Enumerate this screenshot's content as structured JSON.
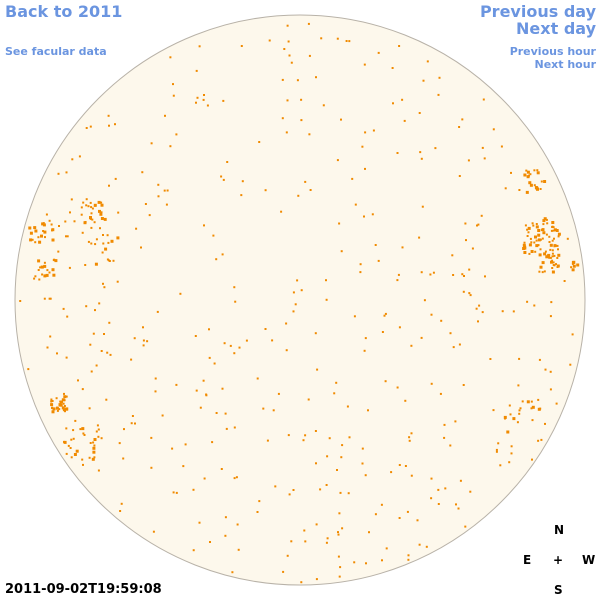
{
  "nav": {
    "back_label": "Back to 2011",
    "facular_label": "See facular data",
    "prev_day_label": "Previous day",
    "next_day_label": "Next day",
    "prev_hour_label": "Previous hour",
    "next_hour_label": "Next hour"
  },
  "compass": {
    "north": "N",
    "east": "E",
    "center": "+",
    "west": "W",
    "south": "S"
  },
  "timestamp": "2011-09-02T19:59:08",
  "colors": {
    "link": "#6b95e0",
    "disk_fill": "#fdf8ec",
    "disk_edge": "#b8b2a8",
    "facula": "#f08a00"
  }
}
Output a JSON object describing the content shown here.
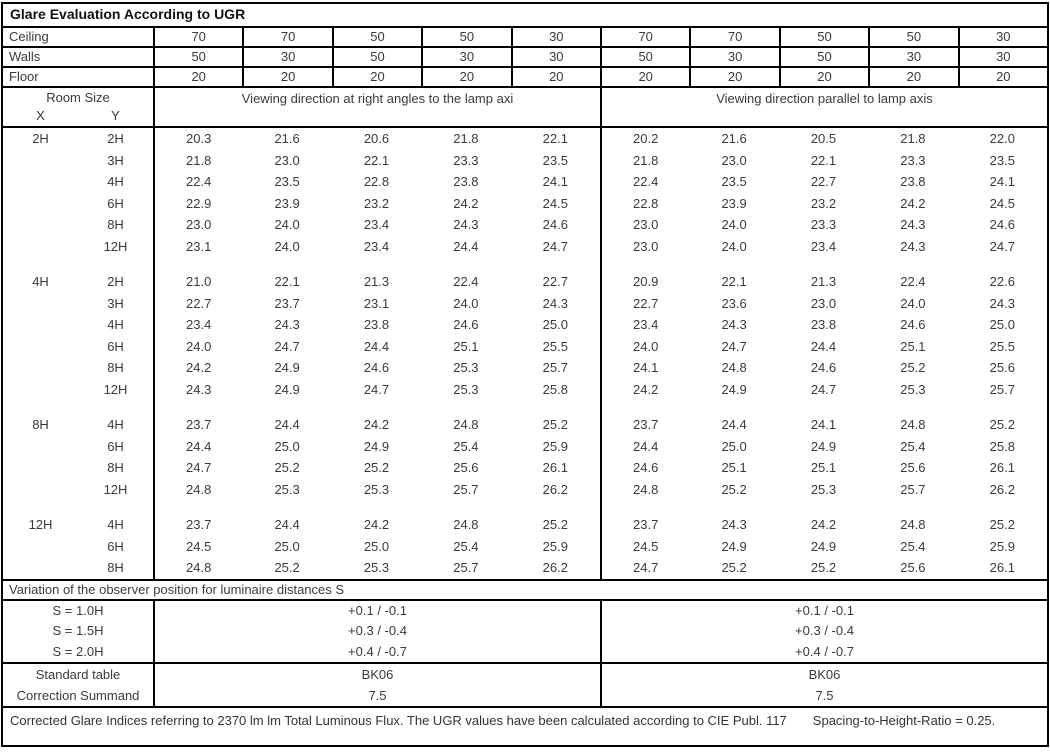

> [TASK TO CARRY OUT]:
Working from the material above, transcribe it exactly while omitting pictures.

> [THE RESPONSE]:
Enumerate this screenshot's content as structured JSON.
{
  "nav": {
    "back_label": "Back to 2011",
    "facular_label": "See facular data",
    "prev_day_label": "Previous day",
    "next_day_label": "Next day",
    "prev_hour_label": "Previous hour",
    "next_hour_label": "Next hour"
  },
  "compass": {
    "north": "N",
    "east": "E",
    "center": "+",
    "west": "W",
    "south": "S"
  },
  "timestamp": "2011-09-02T19:59:08",
  "colors": {
    "link": "#6b95e0",
    "disk_fill": "#fdf8ec",
    "disk_edge": "#b8b2a8",
    "facula": "#f08a00"
  }
}
Output a JSON object describing the content shown here.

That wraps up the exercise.